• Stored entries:
* * * * *

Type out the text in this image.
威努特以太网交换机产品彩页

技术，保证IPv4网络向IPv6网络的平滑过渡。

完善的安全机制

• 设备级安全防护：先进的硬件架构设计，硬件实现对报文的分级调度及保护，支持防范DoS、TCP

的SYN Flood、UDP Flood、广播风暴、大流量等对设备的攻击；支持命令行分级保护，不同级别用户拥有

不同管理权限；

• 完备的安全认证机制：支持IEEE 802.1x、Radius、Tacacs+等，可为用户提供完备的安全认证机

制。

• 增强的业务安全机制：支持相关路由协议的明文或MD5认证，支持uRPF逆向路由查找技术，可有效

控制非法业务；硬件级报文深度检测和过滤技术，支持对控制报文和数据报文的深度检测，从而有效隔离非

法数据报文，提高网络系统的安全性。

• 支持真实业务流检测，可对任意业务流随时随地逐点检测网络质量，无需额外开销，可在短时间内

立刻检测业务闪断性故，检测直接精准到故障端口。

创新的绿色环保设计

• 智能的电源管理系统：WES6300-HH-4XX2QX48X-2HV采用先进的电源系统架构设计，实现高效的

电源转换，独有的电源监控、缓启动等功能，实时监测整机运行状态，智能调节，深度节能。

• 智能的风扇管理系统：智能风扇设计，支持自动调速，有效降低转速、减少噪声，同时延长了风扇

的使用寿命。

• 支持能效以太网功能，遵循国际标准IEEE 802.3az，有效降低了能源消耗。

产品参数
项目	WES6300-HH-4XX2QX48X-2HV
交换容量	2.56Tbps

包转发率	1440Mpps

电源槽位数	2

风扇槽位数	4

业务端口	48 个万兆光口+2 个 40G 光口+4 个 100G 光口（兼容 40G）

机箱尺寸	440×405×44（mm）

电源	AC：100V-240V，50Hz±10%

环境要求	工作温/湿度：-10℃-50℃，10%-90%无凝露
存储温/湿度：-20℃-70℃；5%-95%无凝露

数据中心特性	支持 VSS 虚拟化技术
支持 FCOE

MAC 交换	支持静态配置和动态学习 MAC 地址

* * * * *

• What needs to be done: Faithfully transcribe the whole of the data.

• Answer to this task:
Type out the text in this image.
威努特以太网交换机产品彩页

技术，保证IPv4网络向IPv6网络的平滑过渡。

完善的安全机制

• 设备级安全防护：先进的硬件架构设计，硬件实现对报文的分级调度及保护，支持防范DoS、TCP

的SYN Flood、UDP Flood、广播风暴、大流量等对设备的攻击；支持命令行分级保护，不同级别用户拥有

不同管理权限；

• 完备的安全认证机制：支持IEEE 802.1x、Radius、Tacacs+等，可为用户提供完备的安全认证机

制。

• 增强的业务安全机制：支持相关路由协议的明文或MD5认证，支持uRPF逆向路由查找技术，可有效

控制非法业务；硬件级报文深度检测和过滤技术，支持对控制报文和数据报文的深度检测，从而有效隔离非

法数据报文，提高网络系统的安全性。

• 支持真实业务流检测，可对任意业务流随时随地逐点检测网络质量，无需额外开销，可在短时间内

立刻检测业务闪断性故，检测直接精准到故障端口。

创新的绿色环保设计

• 智能的电源管理系统：WES6300-HH-4XX2QX48X-2HV采用先进的电源系统架构设计，实现高效的

电源转换，独有的电源监控、缓启动等功能，实时监测整机运行状态，智能调节，深度节能。

• 智能的风扇管理系统：智能风扇设计，支持自动调速，有效降低转速、减少噪声，同时延长了风扇

的使用寿命。

• 支持能效以太网功能，遵循国际标准IEEE 802.3az，有效降低了能源消耗。

产品参数
项目	WES6300-HH-4XX2QX48X-2HV
交换容量	2.56Tbps

包转发率	1440Mpps

电源槽位数	2

风扇槽位数	4

业务端口	48 个万兆光口+2 个 40G 光口+4 个 100G 光口（兼容 40G）

机箱尺寸	440×405×44（mm）

电源	AC：100V-240V，50Hz±10%

环境要求	工作温/湿度：-10℃-50℃，10%-90%无凝露
存储温/湿度：-20℃-70℃；5%-95%无凝露

数据中心特性	支持 VSS 虚拟化技术
支持 FCOE

MAC 交换	支持静态配置和动态学习 MAC 地址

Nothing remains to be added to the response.